▶ DIRECTIONS
Using the records below, locate all lines containing "JSON" and return them.

(Records from a collection)

◆ ◆ ◆

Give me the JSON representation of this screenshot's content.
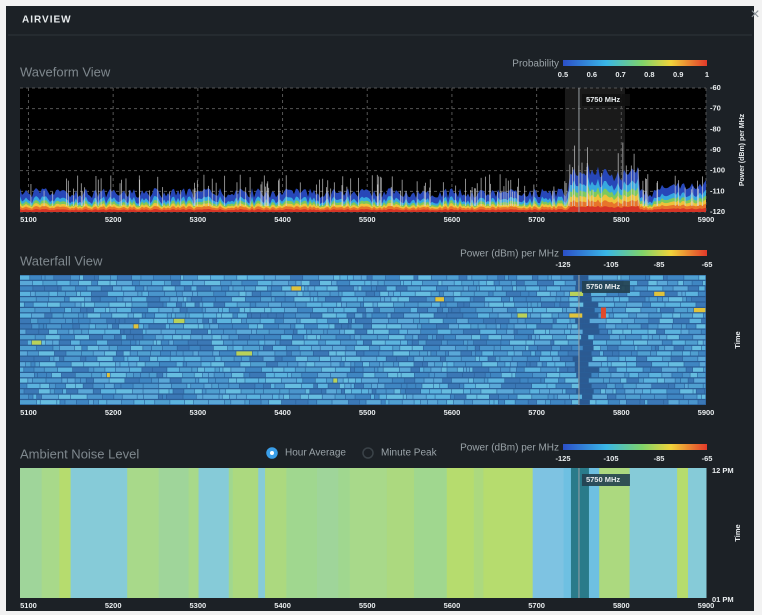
{
  "header": {
    "title": "AIRVIEW",
    "close": "×"
  },
  "panels": [
    {
      "title": "Waveform View",
      "legend": {
        "label": "Probability",
        "ticks": [
          0.5,
          0.6,
          0.7,
          0.8,
          0.9,
          1
        ],
        "lim": [
          0.5,
          1
        ]
      },
      "xlim": [
        5090,
        5900
      ],
      "xticks": [
        5100,
        5200,
        5300,
        5400,
        5500,
        5600,
        5700,
        5800,
        5900
      ],
      "ylim": [
        -120,
        -60
      ],
      "yticks": [
        -60,
        -70,
        -80,
        -90,
        -100,
        -110,
        -120
      ],
      "ylabel": "Power (dBm) per MHz",
      "marker": {
        "value": 5750,
        "label": "5750 MHz"
      }
    },
    {
      "title": "Waterfall View",
      "legend": {
        "label": "Power (dBm) per MHz",
        "ticks": [
          -125,
          -105,
          -85,
          -65
        ],
        "lim": [
          -125,
          -65
        ]
      },
      "xlim": [
        5090,
        5900
      ],
      "xticks": [
        5100,
        5200,
        5300,
        5400,
        5500,
        5600,
        5700,
        5800,
        5900
      ],
      "ylabel": "Time",
      "marker": {
        "value": 5750,
        "label": "5750 MHz"
      }
    },
    {
      "title": "Ambient Noise Level",
      "options": [
        {
          "label": "Hour Average",
          "selected": true
        },
        {
          "label": "Minute Peak",
          "selected": false
        }
      ],
      "legend": {
        "label": "Power (dBm) per MHz",
        "ticks": [
          -125,
          -105,
          -85,
          -65
        ],
        "lim": [
          -125,
          -65
        ]
      },
      "xlim": [
        5090,
        5900
      ],
      "xticks": [
        5100,
        5200,
        5300,
        5400,
        5500,
        5600,
        5700,
        5800,
        5900
      ],
      "ylabels": [
        "12 PM",
        "01 PM"
      ],
      "ylabel": "Time",
      "marker": {
        "value": 5750,
        "label": "5750 MHz"
      }
    }
  ]
}
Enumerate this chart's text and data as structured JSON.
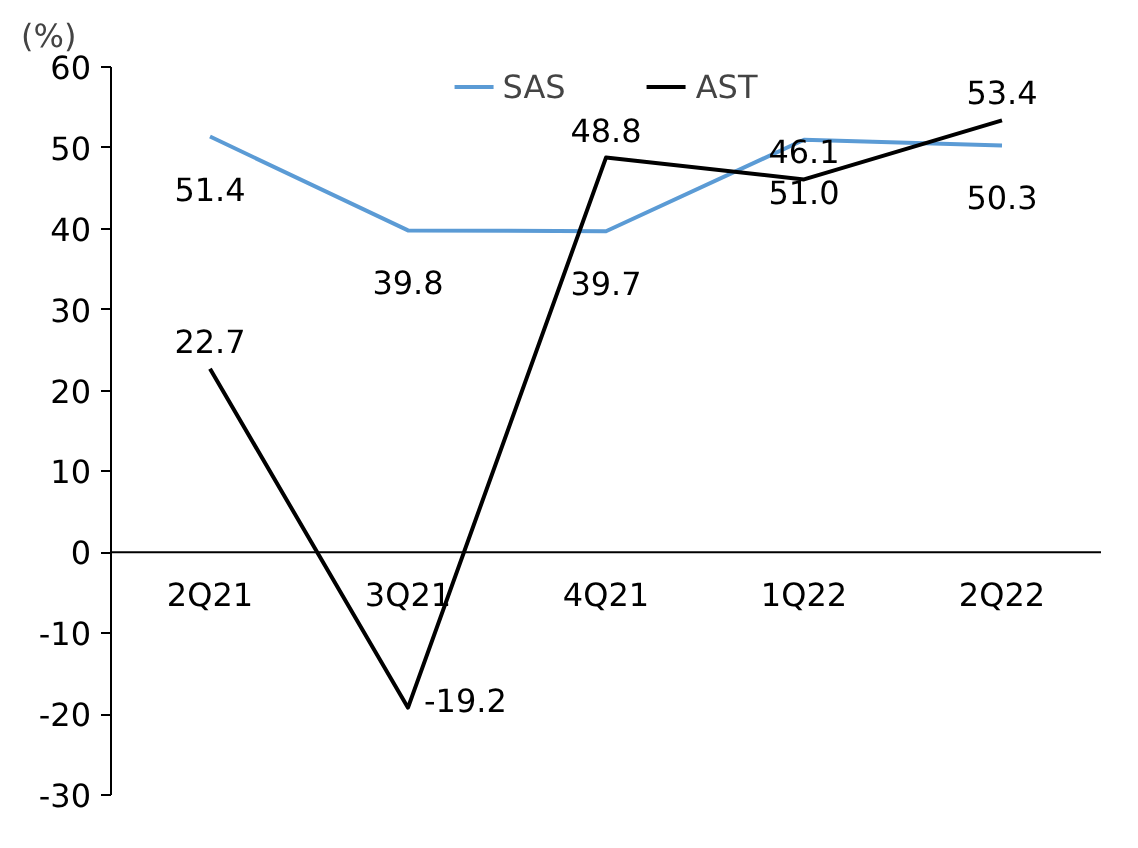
{
  "chart_data": {
    "type": "line",
    "ylabel": "(%)",
    "categories": [
      "2Q21",
      "3Q21",
      "4Q21",
      "1Q22",
      "2Q22"
    ],
    "series": [
      {
        "name": "SAS",
        "color": "#5b9bd5",
        "values": [
          51.4,
          39.8,
          39.7,
          51.0,
          50.3
        ],
        "value_labels": [
          "51.4",
          "39.8",
          "39.7",
          "51.0",
          "50.3"
        ]
      },
      {
        "name": "AST",
        "color": "#000000",
        "values": [
          22.7,
          -19.2,
          48.8,
          46.1,
          53.4
        ],
        "value_labels": [
          "22.7",
          "-19.2",
          "48.8",
          "46.1",
          "53.4"
        ]
      }
    ],
    "ylim": [
      -30,
      60
    ],
    "yticks": [
      -30,
      -20,
      -10,
      0,
      10,
      20,
      30,
      40,
      50,
      60
    ],
    "legend": "top",
    "grid": false,
    "marker": "none"
  }
}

◆ ◆ ◆

▶ REPLY
Give me the JSON representation of this screenshot's content.
Enumerate this chart's text and data as structured JSON.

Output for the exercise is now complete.